==== Provided material ====

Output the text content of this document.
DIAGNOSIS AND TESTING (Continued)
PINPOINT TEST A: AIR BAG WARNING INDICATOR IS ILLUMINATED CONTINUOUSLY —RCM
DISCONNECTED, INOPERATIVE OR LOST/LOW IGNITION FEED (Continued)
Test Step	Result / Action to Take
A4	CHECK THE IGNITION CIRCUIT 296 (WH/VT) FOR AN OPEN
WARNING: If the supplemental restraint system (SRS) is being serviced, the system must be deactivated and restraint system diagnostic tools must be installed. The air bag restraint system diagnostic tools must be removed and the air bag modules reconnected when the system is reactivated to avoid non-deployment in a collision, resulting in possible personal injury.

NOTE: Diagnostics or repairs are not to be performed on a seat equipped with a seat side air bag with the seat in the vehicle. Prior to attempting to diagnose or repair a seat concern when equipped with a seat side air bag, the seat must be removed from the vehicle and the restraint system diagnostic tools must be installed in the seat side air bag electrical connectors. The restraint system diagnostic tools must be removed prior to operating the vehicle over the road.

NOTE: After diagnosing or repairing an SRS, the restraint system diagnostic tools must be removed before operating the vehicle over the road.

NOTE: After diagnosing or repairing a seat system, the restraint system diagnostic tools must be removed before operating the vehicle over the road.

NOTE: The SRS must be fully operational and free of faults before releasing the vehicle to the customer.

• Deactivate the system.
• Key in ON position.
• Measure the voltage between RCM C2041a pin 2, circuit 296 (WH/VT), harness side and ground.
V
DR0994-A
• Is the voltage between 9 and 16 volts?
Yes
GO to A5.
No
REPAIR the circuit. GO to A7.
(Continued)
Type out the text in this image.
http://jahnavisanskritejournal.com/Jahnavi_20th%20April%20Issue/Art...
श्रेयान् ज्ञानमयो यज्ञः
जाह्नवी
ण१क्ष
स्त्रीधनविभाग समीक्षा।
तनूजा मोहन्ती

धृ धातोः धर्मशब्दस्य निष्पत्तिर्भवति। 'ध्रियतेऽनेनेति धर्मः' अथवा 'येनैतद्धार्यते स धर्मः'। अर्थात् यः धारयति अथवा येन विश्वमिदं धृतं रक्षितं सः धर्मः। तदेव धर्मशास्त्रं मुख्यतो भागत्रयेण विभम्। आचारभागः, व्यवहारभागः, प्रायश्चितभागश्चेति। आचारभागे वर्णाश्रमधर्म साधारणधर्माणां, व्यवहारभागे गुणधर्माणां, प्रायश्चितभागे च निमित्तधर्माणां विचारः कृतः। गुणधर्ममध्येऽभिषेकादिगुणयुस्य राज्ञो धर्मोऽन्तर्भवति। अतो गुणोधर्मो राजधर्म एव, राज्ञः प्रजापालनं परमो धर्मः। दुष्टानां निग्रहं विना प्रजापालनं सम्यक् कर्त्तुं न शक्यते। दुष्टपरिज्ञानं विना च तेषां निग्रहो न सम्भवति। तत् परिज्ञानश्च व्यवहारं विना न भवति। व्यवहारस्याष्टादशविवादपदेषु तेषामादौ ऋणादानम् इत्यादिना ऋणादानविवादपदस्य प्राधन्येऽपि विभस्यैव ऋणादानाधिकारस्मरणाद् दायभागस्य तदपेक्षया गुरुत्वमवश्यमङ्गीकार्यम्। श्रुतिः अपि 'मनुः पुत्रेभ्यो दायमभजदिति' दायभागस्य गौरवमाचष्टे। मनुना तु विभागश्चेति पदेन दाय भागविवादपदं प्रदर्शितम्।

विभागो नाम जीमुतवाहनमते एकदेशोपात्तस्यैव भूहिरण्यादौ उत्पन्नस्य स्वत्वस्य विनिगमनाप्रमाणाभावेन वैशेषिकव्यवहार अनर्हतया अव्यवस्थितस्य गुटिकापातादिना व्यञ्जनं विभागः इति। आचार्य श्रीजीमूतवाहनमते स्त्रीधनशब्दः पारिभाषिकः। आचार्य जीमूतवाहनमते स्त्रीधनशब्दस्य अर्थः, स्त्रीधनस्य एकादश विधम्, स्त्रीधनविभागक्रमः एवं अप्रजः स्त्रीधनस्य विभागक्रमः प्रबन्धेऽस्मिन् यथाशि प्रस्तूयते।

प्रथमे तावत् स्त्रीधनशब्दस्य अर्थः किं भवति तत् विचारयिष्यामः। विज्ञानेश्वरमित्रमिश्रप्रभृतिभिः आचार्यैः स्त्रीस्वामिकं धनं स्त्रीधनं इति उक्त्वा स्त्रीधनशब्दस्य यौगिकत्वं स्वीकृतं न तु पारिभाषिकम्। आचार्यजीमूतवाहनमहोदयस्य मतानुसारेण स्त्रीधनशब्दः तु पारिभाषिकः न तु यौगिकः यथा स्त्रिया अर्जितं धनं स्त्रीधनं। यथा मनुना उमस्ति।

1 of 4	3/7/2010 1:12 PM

====

▶ [Exercise instructions]
Your task is to give the records above again, exactly.

▶ [Answer to this task]
Output the text content of this document.
DIAGNOSIS AND TESTING (Continued)
PINPOINT TEST A: AIR BAG WARNING INDICATOR IS ILLUMINATED CONTINUOUSLY —RCM
DISCONNECTED, INOPERATIVE OR LOST/LOW IGNITION FEED (Continued)
Test Step	Result / Action to Take
A4	CHECK THE IGNITION CIRCUIT 296 (WH/VT) FOR AN OPEN
WARNING: If the supplemental restraint system (SRS) is being serviced, the system must be deactivated and restraint system diagnostic tools must be installed. The air bag restraint system diagnostic tools must be removed and the air bag modules reconnected when the system is reactivated to avoid non-deployment in a collision, resulting in possible personal injury.

NOTE: Diagnostics or repairs are not to be performed on a seat equipped with a seat side air bag with the seat in the vehicle. Prior to attempting to diagnose or repair a seat concern when equipped with a seat side air bag, the seat must be removed from the vehicle and the restraint system diagnostic tools must be installed in the seat side air bag electrical connectors. The restraint system diagnostic tools must be removed prior to operating the vehicle over the road.

NOTE: After diagnosing or repairing an SRS, the restraint system diagnostic tools must be removed before operating the vehicle over the road.

NOTE: After diagnosing or repairing a seat system, the restraint system diagnostic tools must be removed before operating the vehicle over the road.

NOTE: The SRS must be fully operational and free of faults before releasing the vehicle to the customer.

• Deactivate the system.
• Key in ON position.
• Measure the voltage between RCM C2041a pin 2, circuit 296 (WH/VT), harness side and ground.
V
DR0994-A
• Is the voltage between 9 and 16 volts?
Yes
GO to A5.
No
REPAIR the circuit. GO to A7.
(Continued)
Type out the text in this image.
http://jahnavisanskritejournal.com/Jahnavi_20th%20April%20Issue/Art...
श्रेयान् ज्ञानमयो यज्ञः
जाह्नवी
ण१क्ष
स्त्रीधनविभाग समीक्षा।
तनूजा मोहन्ती

धृ धातोः धर्मशब्दस्य निष्पत्तिर्भवति। 'ध्रियतेऽनेनेति धर्मः' अथवा 'येनैतद्धार्यते स धर्मः'। अर्थात् यः धारयति अथवा येन विश्वमिदं धृतं रक्षितं सः धर्मः। तदेव धर्मशास्त्रं मुख्यतो भागत्रयेण विभम्। आचारभागः, व्यवहारभागः, प्रायश्चितभागश्चेति। आचारभागे वर्णाश्रमधर्म साधारणधर्माणां, व्यवहारभागे गुणधर्माणां, प्रायश्चितभागे च निमित्तधर्माणां विचारः कृतः। गुणधर्ममध्येऽभिषेकादिगुणयुस्य राज्ञो धर्मोऽन्तर्भवति। अतो गुणोधर्मो राजधर्म एव, राज्ञः प्रजापालनं परमो धर्मः। दुष्टानां निग्रहं विना प्रजापालनं सम्यक् कर्त्तुं न शक्यते। दुष्टपरिज्ञानं विना च तेषां निग्रहो न सम्भवति। तत् परिज्ञानश्च व्यवहारं विना न भवति। व्यवहारस्याष्टादशविवादपदेषु तेषामादौ ऋणादानम् इत्यादिना ऋणादानविवादपदस्य प्राधन्येऽपि विभस्यैव ऋणादानाधिकारस्मरणाद् दायभागस्य तदपेक्षया गुरुत्वमवश्यमङ्गीकार्यम्। श्रुतिः अपि 'मनुः पुत्रेभ्यो दायमभजदिति' दायभागस्य गौरवमाचष्टे। मनुना तु विभागश्चेति पदेन दाय भागविवादपदं प्रदर्शितम्।

विभागो नाम जीमुतवाहनमते एकदेशोपात्तस्यैव भूहिरण्यादौ उत्पन्नस्य स्वत्वस्य विनिगमनाप्रमाणाभावेन वैशेषिकव्यवहार अनर्हतया अव्यवस्थितस्य गुटिकापातादिना व्यञ्जनं विभागः इति। आचार्य श्रीजीमूतवाहनमते स्त्रीधनशब्दः पारिभाषिकः। आचार्य जीमूतवाहनमते स्त्रीधनशब्दस्य अर्थः, स्त्रीधनस्य एकादश विधम्, स्त्रीधनविभागक्रमः एवं अप्रजः स्त्रीधनस्य विभागक्रमः प्रबन्धेऽस्मिन् यथाशि प्रस्तूयते।

प्रथमे तावत् स्त्रीधनशब्दस्य अर्थः किं भवति तत् विचारयिष्यामः। विज्ञानेश्वरमित्रमिश्रप्रभृतिभिः आचार्यैः स्त्रीस्वामिकं धनं स्त्रीधनं इति उक्त्वा स्त्रीधनशब्दस्य यौगिकत्वं स्वीकृतं न तु पारिभाषिकम्। आचार्यजीमूतवाहनमहोदयस्य मतानुसारेण स्त्रीधनशब्दः तु पारिभाषिकः न तु यौगिकः यथा स्त्रिया अर्जितं धनं स्त्रीधनं। यथा मनुना उमस्ति।

1 of 4	3/7/2010 1:12 PM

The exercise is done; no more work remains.